# Data for the task start

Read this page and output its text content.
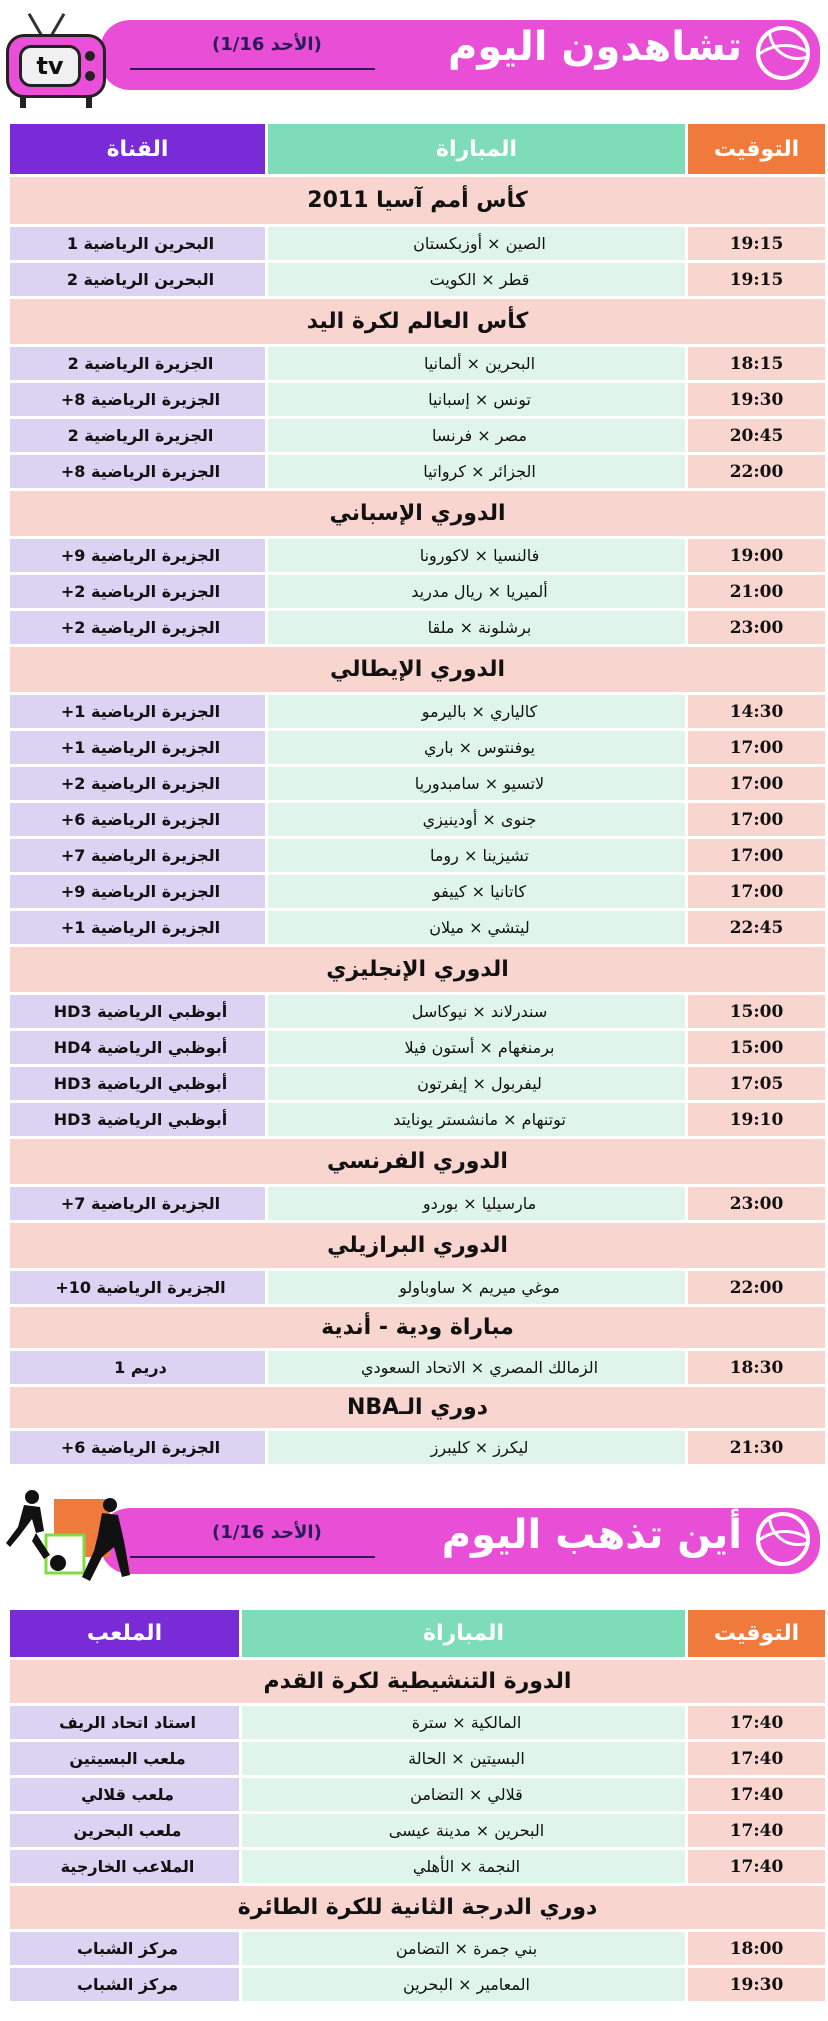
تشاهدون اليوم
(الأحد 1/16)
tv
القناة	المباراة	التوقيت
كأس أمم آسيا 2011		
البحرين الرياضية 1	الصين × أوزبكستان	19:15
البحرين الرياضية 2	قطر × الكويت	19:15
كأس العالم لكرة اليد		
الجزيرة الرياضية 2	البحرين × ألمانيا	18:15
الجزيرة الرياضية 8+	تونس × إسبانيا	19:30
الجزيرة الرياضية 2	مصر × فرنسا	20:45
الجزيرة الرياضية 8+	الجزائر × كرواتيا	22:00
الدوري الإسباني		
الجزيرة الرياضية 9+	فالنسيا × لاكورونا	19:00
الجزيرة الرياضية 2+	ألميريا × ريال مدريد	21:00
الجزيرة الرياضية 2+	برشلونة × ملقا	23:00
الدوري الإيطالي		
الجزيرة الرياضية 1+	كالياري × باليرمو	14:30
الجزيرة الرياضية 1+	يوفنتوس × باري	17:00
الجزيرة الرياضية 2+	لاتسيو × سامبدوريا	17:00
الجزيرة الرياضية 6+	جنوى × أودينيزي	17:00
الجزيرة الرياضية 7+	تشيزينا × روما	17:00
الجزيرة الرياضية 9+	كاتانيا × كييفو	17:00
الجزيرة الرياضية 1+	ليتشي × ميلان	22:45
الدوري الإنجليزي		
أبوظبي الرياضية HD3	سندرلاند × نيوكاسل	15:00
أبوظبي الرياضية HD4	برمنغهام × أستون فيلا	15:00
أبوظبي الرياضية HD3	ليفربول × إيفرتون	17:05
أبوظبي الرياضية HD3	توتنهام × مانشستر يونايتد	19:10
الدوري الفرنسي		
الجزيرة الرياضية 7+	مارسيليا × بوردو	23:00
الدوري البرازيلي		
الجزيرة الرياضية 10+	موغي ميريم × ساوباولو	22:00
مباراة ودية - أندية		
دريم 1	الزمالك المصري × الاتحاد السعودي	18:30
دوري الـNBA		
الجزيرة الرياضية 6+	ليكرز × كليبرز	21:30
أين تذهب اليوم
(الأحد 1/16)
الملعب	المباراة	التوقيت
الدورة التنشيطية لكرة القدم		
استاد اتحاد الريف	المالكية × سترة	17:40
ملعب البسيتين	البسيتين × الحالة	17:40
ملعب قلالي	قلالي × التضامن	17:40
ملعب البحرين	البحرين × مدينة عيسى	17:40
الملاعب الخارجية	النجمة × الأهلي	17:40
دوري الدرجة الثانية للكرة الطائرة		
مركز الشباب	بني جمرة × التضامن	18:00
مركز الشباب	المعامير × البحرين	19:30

# Data for the task end

Written instruction
Pictures are not part of the copy; reproduce everything else in the records exactly.

Expected output
Read this page and output its text content.
تشاهدون اليوم
(الأحد 1/16)
tv
القناة	المباراة	التوقيت
كأس أمم آسيا 2011		
البحرين الرياضية 1	الصين × أوزبكستان	19:15
البحرين الرياضية 2	قطر × الكويت	19:15
كأس العالم لكرة اليد		
الجزيرة الرياضية 2	البحرين × ألمانيا	18:15
الجزيرة الرياضية 8+	تونس × إسبانيا	19:30
الجزيرة الرياضية 2	مصر × فرنسا	20:45
الجزيرة الرياضية 8+	الجزائر × كرواتيا	22:00
الدوري الإسباني		
الجزيرة الرياضية 9+	فالنسيا × لاكورونا	19:00
الجزيرة الرياضية 2+	ألميريا × ريال مدريد	21:00
الجزيرة الرياضية 2+	برشلونة × ملقا	23:00
الدوري الإيطالي		
الجزيرة الرياضية 1+	كالياري × باليرمو	14:30
الجزيرة الرياضية 1+	يوفنتوس × باري	17:00
الجزيرة الرياضية 2+	لاتسيو × سامبدوريا	17:00
الجزيرة الرياضية 6+	جنوى × أودينيزي	17:00
الجزيرة الرياضية 7+	تشيزينا × روما	17:00
الجزيرة الرياضية 9+	كاتانيا × كييفو	17:00
الجزيرة الرياضية 1+	ليتشي × ميلان	22:45
الدوري الإنجليزي		
أبوظبي الرياضية HD3	سندرلاند × نيوكاسل	15:00
أبوظبي الرياضية HD4	برمنغهام × أستون فيلا	15:00
أبوظبي الرياضية HD3	ليفربول × إيفرتون	17:05
أبوظبي الرياضية HD3	توتنهام × مانشستر يونايتد	19:10
الدوري الفرنسي		
الجزيرة الرياضية 7+	مارسيليا × بوردو	23:00
الدوري البرازيلي		
الجزيرة الرياضية 10+	موغي ميريم × ساوباولو	22:00
مباراة ودية - أندية		
دريم 1	الزمالك المصري × الاتحاد السعودي	18:30
دوري الـNBA		
الجزيرة الرياضية 6+	ليكرز × كليبرز	21:30
أين تذهب اليوم
(الأحد 1/16)
الملعب	المباراة	التوقيت
الدورة التنشيطية لكرة القدم		
استاد اتحاد الريف	المالكية × سترة	17:40
ملعب البسيتين	البسيتين × الحالة	17:40
ملعب قلالي	قلالي × التضامن	17:40
ملعب البحرين	البحرين × مدينة عيسى	17:40
الملاعب الخارجية	النجمة × الأهلي	17:40
دوري الدرجة الثانية للكرة الطائرة		
مركز الشباب	بني جمرة × التضامن	18:00
مركز الشباب	المعامير × البحرين	19:30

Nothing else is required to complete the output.